## What this task involves
Take all the material and copy it exactly.
[Start Dataset records]
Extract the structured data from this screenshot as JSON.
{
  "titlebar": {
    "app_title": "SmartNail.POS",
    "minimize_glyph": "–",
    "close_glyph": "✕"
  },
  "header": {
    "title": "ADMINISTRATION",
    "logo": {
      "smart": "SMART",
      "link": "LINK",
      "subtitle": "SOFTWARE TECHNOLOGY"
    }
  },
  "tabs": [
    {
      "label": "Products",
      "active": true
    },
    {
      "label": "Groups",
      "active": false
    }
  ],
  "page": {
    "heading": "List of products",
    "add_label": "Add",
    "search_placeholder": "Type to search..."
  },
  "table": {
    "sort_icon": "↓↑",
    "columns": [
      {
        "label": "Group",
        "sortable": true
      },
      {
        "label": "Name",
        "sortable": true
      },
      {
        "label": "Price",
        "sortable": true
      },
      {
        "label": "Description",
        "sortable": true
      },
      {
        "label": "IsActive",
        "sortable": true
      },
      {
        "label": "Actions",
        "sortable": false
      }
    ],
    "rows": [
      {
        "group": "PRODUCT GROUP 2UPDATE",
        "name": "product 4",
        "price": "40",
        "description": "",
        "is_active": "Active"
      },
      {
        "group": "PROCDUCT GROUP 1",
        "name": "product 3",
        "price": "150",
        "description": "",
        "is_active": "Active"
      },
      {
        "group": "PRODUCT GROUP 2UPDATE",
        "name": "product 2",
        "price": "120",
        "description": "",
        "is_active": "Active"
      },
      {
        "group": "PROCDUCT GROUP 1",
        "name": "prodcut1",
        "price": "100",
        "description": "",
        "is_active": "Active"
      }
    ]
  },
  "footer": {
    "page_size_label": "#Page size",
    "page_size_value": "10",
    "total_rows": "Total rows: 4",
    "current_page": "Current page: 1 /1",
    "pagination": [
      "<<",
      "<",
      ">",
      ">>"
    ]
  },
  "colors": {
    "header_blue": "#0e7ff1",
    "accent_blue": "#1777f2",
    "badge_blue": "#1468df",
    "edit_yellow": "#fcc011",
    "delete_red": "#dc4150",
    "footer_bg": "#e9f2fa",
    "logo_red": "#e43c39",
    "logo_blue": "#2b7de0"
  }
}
[End Dataset records]
## Complete response
Extract the structured data from this screenshot as JSON.
{
  "titlebar": {
    "app_title": "SmartNail.POS",
    "minimize_glyph": "–",
    "close_glyph": "✕"
  },
  "header": {
    "title": "ADMINISTRATION",
    "logo": {
      "smart": "SMART",
      "link": "LINK",
      "subtitle": "SOFTWARE TECHNOLOGY"
    }
  },
  "tabs": [
    {
      "label": "Products",
      "active": true
    },
    {
      "label": "Groups",
      "active": false
    }
  ],
  "page": {
    "heading": "List of products",
    "add_label": "Add",
    "search_placeholder": "Type to search..."
  },
  "table": {
    "sort_icon": "↓↑",
    "columns": [
      {
        "label": "Group",
        "sortable": true
      },
      {
        "label": "Name",
        "sortable": true
      },
      {
        "label": "Price",
        "sortable": true
      },
      {
        "label": "Description",
        "sortable": true
      },
      {
        "label": "IsActive",
        "sortable": true
      },
      {
        "label": "Actions",
        "sortable": false
      }
    ],
    "rows": [
      {
        "group": "PRODUCT GROUP 2UPDATE",
        "name": "product 4",
        "price": "40",
        "description": "",
        "is_active": "Active"
      },
      {
        "group": "PROCDUCT GROUP 1",
        "name": "product 3",
        "price": "150",
        "description": "",
        "is_active": "Active"
      },
      {
        "group": "PRODUCT GROUP 2UPDATE",
        "name": "product 2",
        "price": "120",
        "description": "",
        "is_active": "Active"
      },
      {
        "group": "PROCDUCT GROUP 1",
        "name": "prodcut1",
        "price": "100",
        "description": "",
        "is_active": "Active"
      }
    ]
  },
  "footer": {
    "page_size_label": "#Page size",
    "page_size_value": "10",
    "total_rows": "Total rows: 4",
    "current_page": "Current page: 1 /1",
    "pagination": [
      "<<",
      "<",
      ">",
      ">>"
    ]
  },
  "colors": {
    "header_blue": "#0e7ff1",
    "accent_blue": "#1777f2",
    "badge_blue": "#1468df",
    "edit_yellow": "#fcc011",
    "delete_red": "#dc4150",
    "footer_bg": "#e9f2fa",
    "logo_red": "#e43c39",
    "logo_blue": "#2b7de0"
  }
}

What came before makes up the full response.